Check every line below for the string "Warengruppe", and copy the lines that contain it.

━━━━━━━━━━━━━━━━━━━━

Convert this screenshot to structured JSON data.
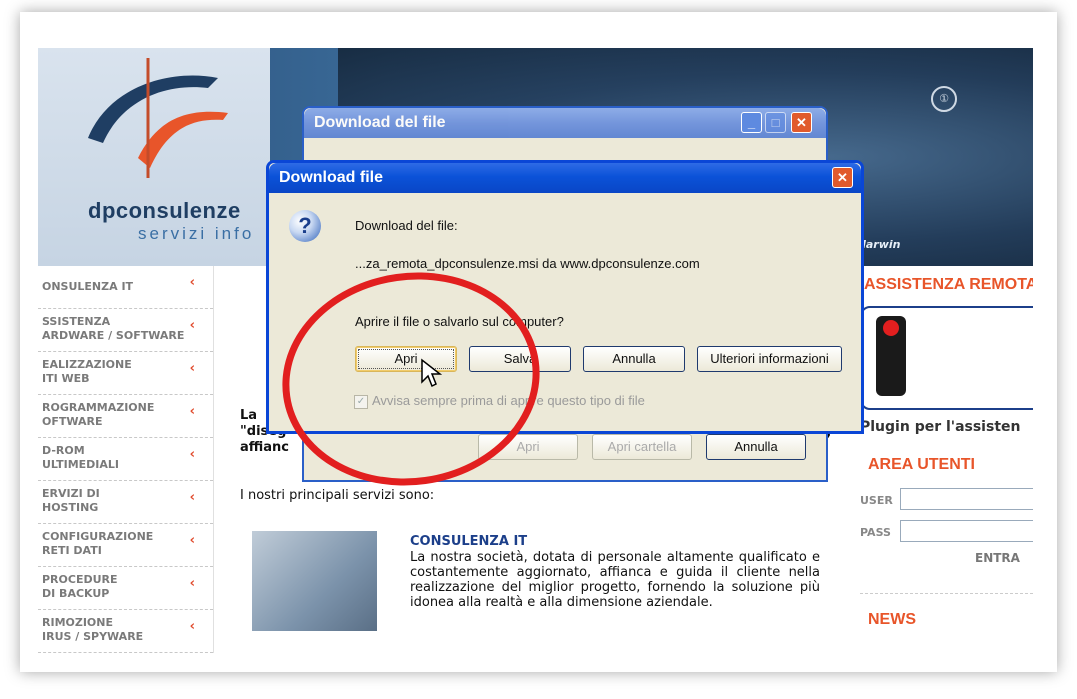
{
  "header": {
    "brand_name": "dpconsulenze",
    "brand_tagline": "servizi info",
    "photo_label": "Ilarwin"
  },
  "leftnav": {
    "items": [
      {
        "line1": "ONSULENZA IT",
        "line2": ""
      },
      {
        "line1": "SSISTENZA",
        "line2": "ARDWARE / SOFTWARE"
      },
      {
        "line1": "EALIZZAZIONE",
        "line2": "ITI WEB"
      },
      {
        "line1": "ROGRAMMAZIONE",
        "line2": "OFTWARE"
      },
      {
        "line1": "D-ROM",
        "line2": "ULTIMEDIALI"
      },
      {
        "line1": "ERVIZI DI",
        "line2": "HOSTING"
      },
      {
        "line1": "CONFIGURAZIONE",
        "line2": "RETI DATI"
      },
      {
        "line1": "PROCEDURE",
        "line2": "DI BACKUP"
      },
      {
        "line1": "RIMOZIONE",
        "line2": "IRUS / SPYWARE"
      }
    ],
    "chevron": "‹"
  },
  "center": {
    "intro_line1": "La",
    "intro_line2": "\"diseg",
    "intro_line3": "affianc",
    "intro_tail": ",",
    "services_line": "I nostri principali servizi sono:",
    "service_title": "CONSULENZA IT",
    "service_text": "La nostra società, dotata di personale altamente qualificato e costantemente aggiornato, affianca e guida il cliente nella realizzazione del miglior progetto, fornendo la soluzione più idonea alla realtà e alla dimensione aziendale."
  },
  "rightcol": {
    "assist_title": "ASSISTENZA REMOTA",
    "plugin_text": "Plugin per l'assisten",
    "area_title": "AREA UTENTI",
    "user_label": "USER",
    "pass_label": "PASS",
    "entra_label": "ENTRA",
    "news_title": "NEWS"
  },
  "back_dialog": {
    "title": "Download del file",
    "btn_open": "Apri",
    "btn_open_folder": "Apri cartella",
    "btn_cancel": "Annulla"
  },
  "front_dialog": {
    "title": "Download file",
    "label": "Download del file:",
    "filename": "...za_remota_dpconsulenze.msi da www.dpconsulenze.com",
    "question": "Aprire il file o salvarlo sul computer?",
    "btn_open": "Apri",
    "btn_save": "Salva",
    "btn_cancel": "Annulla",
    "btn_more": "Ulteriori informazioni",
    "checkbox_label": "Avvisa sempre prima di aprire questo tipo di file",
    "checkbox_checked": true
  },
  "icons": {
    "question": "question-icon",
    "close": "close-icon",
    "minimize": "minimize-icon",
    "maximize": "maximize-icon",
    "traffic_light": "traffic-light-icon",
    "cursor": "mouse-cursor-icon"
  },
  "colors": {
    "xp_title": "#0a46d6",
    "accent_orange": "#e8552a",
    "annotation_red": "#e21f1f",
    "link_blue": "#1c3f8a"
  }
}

━━━━━━━━━━━━━━━━━━━━

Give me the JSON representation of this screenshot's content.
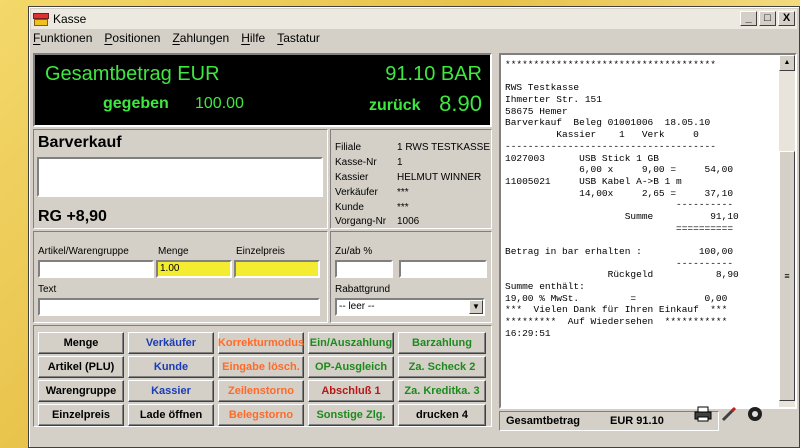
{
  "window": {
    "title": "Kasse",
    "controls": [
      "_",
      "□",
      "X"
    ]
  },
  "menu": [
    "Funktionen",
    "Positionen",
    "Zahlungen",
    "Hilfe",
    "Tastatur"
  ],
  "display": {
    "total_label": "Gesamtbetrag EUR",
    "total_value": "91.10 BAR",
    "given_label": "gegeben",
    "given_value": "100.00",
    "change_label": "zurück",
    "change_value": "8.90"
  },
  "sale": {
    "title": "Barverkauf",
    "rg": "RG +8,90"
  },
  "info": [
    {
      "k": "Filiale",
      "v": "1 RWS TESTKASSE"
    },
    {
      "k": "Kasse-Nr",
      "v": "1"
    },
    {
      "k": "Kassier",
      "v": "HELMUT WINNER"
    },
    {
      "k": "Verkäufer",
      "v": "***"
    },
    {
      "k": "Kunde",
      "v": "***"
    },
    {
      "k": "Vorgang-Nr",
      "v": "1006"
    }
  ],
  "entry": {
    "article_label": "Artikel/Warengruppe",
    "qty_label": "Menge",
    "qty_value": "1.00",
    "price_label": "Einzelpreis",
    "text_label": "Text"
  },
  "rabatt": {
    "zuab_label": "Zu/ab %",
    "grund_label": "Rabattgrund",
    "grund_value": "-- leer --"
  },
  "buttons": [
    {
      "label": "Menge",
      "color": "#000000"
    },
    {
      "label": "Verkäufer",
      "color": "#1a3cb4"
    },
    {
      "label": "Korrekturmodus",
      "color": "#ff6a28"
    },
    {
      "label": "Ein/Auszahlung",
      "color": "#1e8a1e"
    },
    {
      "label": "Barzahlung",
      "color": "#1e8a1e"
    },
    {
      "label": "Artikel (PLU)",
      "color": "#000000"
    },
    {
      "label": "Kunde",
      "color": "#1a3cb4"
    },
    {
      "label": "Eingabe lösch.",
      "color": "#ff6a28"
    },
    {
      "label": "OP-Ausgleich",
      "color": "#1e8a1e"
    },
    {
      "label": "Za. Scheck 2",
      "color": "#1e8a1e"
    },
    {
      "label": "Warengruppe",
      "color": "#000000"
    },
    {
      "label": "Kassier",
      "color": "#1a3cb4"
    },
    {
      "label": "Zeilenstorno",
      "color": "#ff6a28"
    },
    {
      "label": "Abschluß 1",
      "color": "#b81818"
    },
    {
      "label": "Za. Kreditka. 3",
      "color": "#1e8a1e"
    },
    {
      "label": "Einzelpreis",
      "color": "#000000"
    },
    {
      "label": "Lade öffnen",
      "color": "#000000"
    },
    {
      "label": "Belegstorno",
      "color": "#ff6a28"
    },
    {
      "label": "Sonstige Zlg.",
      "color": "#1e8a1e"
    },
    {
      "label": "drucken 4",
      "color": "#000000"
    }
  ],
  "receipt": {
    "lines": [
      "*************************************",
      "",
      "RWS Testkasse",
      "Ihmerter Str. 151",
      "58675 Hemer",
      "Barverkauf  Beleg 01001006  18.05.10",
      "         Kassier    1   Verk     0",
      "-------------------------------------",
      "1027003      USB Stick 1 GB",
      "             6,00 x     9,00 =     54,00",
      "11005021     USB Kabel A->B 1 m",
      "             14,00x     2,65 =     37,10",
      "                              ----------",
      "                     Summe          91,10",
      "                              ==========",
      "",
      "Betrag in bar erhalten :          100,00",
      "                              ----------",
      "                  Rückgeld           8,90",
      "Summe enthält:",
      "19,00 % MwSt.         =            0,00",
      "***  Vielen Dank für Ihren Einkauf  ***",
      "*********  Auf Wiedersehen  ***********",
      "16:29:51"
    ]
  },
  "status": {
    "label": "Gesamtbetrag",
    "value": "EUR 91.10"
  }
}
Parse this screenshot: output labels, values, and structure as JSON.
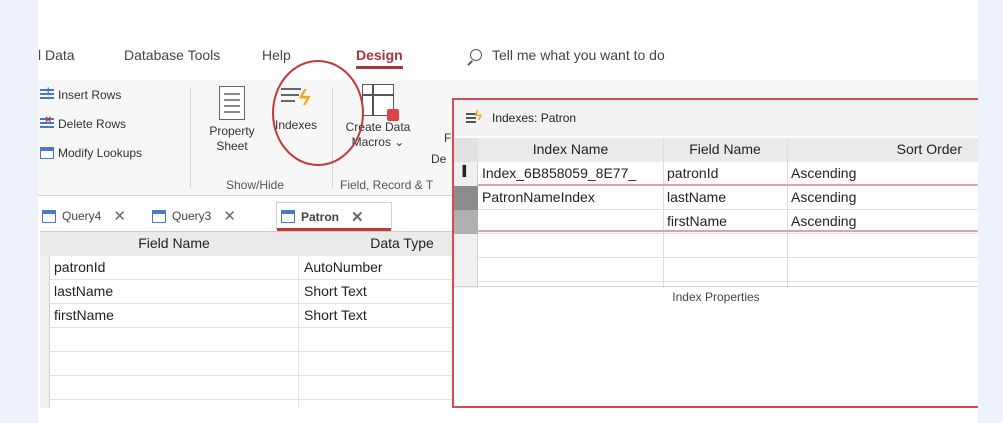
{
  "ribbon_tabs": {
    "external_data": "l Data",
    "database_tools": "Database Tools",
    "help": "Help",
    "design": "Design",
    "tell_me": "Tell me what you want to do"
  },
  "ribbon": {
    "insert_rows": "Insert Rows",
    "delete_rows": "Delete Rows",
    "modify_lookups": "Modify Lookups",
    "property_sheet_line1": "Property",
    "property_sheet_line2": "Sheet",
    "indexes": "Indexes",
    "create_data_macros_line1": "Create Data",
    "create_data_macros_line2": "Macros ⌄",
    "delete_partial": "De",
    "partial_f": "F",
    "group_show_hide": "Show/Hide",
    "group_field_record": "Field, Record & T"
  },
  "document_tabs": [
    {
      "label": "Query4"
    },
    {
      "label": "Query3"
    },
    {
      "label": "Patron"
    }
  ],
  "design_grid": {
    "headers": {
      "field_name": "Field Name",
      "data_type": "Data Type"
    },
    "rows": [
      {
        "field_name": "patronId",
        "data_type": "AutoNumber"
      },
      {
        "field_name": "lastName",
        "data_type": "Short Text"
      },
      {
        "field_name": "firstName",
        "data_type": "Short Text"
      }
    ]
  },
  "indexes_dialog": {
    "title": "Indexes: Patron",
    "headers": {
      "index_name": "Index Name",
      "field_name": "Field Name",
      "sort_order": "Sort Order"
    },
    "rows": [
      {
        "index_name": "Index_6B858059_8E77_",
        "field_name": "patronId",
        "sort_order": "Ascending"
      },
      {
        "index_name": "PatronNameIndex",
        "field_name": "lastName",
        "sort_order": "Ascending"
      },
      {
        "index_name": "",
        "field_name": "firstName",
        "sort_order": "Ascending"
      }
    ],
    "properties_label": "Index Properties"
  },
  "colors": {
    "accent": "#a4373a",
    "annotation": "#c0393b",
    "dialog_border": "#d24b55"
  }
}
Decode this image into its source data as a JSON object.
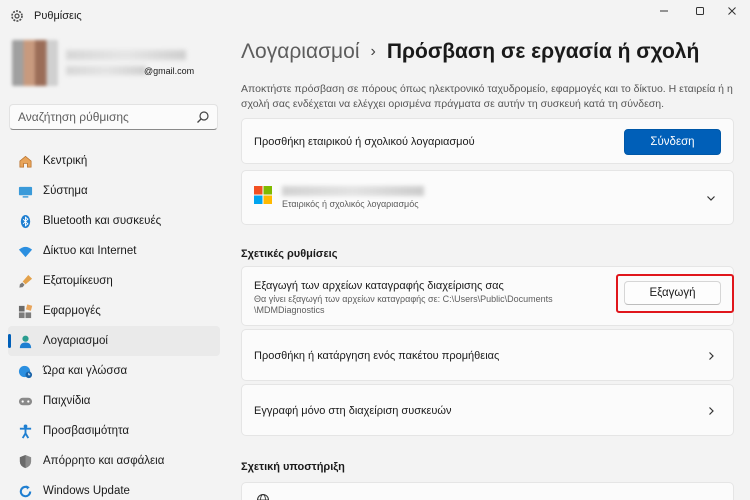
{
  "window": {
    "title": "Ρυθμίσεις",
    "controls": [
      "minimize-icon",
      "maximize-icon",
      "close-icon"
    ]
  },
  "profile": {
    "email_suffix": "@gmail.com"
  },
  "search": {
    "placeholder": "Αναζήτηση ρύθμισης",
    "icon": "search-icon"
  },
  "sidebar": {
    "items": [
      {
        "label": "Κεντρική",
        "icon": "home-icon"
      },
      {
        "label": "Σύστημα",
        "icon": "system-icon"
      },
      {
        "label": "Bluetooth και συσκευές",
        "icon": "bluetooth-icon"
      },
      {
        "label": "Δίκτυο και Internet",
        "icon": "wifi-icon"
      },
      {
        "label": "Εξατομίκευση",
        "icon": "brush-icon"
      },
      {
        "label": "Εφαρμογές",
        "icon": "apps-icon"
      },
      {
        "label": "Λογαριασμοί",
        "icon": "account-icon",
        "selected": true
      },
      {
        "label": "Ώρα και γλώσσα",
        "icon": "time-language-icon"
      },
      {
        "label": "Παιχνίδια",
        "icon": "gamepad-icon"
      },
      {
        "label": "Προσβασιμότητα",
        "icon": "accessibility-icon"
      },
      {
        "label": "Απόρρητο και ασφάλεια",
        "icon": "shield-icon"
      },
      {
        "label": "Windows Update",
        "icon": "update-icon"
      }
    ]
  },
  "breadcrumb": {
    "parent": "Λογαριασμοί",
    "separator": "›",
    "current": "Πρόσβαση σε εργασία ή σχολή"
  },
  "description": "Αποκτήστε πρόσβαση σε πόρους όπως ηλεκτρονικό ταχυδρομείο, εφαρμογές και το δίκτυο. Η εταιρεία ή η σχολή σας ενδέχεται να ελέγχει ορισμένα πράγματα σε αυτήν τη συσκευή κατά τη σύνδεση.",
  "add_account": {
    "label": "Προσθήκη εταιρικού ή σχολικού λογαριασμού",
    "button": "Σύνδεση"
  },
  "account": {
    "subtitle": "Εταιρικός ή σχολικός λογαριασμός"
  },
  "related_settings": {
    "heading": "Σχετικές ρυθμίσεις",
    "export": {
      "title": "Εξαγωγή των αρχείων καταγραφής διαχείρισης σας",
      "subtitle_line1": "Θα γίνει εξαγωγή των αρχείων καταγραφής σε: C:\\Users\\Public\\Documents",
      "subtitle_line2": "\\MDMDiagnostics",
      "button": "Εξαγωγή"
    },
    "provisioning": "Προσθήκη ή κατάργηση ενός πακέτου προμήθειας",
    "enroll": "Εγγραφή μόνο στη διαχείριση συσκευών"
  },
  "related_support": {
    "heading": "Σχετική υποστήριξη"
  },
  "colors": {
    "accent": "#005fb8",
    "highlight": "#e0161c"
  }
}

━━━━━━━━━━━━━━━━━━━━

## TASK ANSWER
    "article_label": "Artikel/Warengruppe",
      "label": "Warengruppe",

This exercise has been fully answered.